---- Available data
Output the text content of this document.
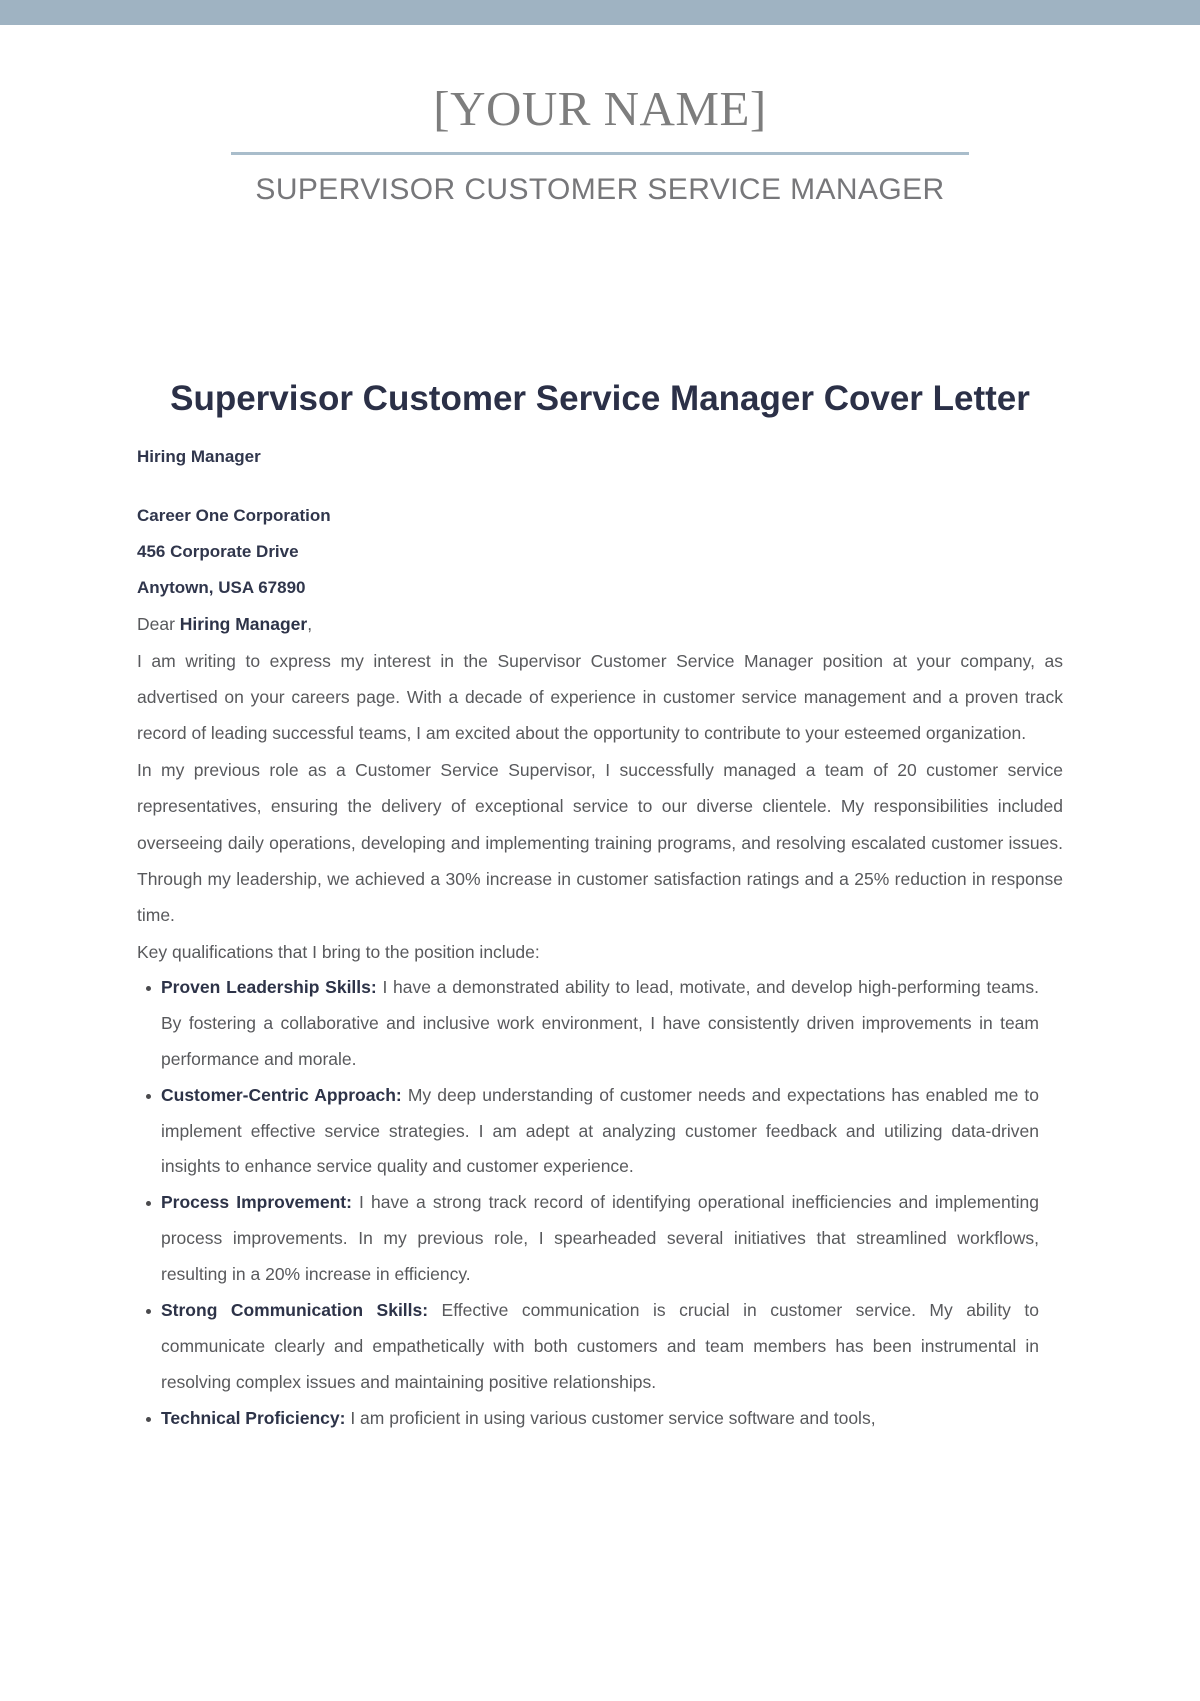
[YOUR NAME]
SUPERVISOR CUSTOMER SERVICE MANAGER
Supervisor Customer Service Manager Cover Letter
Hiring Manager
Career One Corporation
456 Corporate Drive
Anytown, USA 67890

Dear Hiring Manager,

I am writing to express my interest in the Supervisor Customer Service Manager position at your company, as advertised on your careers page. With a decade of experience in customer service management and a proven track record of leading successful teams, I am excited about the opportunity to contribute to your esteemed organization.

In my previous role as a Customer Service Supervisor, I successfully managed a team of 20 customer service representatives, ensuring the delivery of exceptional service to our diverse clientele. My responsibilities included overseeing daily operations, developing and implementing training programs, and resolving escalated customer issues. Through my leadership, we achieved a 30% increase in customer satisfaction ratings and a 25% reduction in response time.

Key qualifications that I bring to the position include:

Proven Leadership Skills: I have a demonstrated ability to lead, motivate, and develop high-performing teams. By fostering a collaborative and inclusive work environment, I have consistently driven improvements in team performance and morale.
Customer-Centric Approach: My deep understanding of customer needs and expectations has enabled me to implement effective service strategies. I am adept at analyzing customer feedback and utilizing data-driven insights to enhance service quality and customer experience.
Process Improvement: I have a strong track record of identifying operational inefficiencies and implementing process improvements. In my previous role, I spearheaded several initiatives that streamlined workflows, resulting in a 20% increase in efficiency.
Strong Communication Skills: Effective communication is crucial in customer service. My ability to communicate clearly and empathetically with both customers and team members has been instrumental in resolving complex issues and maintaining positive relationships.
Technical Proficiency: I am proficient in using various customer service software and tools,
--------
## Do this
List all lines holding the string "Hiring".

## Answer in full
Hiring Manager
Dear Hiring Manager,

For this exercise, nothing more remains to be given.